Recast the lines below as a JSON list of strings, one string per line, and omit blank lines. Leave the pictures out of the list.

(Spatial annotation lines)
^^^^^^^^^^^^^^^^

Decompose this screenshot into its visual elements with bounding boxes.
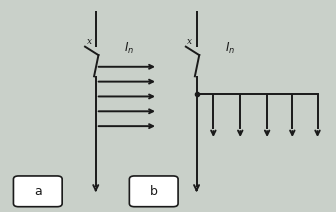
Text: $I_n$: $I_n$ [225,41,235,56]
Text: $I_n$: $I_n$ [124,41,134,56]
Text: a: a [34,185,42,198]
Text: x: x [187,37,193,46]
FancyBboxPatch shape [129,176,178,207]
Text: b: b [150,185,158,198]
Text: x: x [86,37,92,46]
FancyBboxPatch shape [13,176,62,207]
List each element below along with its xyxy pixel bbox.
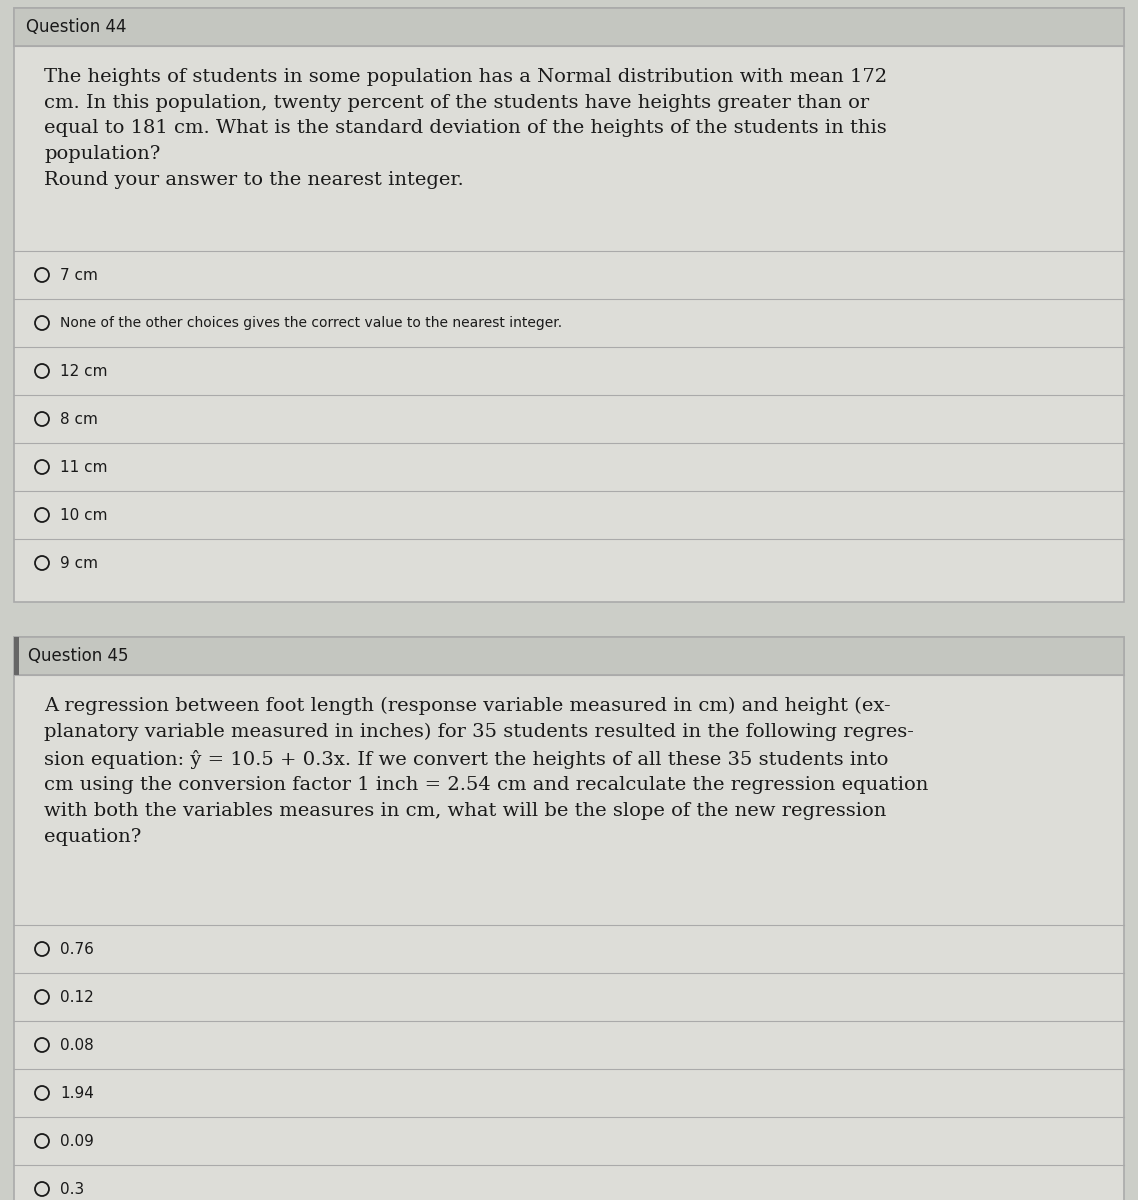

^^^^^^^^^^^^^^^^

• [OUTPUT]
[
  "Decompose this screenshot into its visual elements with bounding boxes.",
  "Text: $I_n$: $I_n$ [225,41,235,56]",
  "Text: $I_n$: $I_n$ [124,41,134,56]",
  "Text: a: a [34,185,42,198]",
  "Text: x: x [187,37,193,46]",
  "FancyBboxPatch shape [129,176,178,207]",
  "Text: b: b [150,185,158,198]",
  "Text: x: x [86,37,92,46]",
  "FancyBboxPatch shape [13,176,62,207]",
  "List each element below along with its xyxy pixel bbox."
]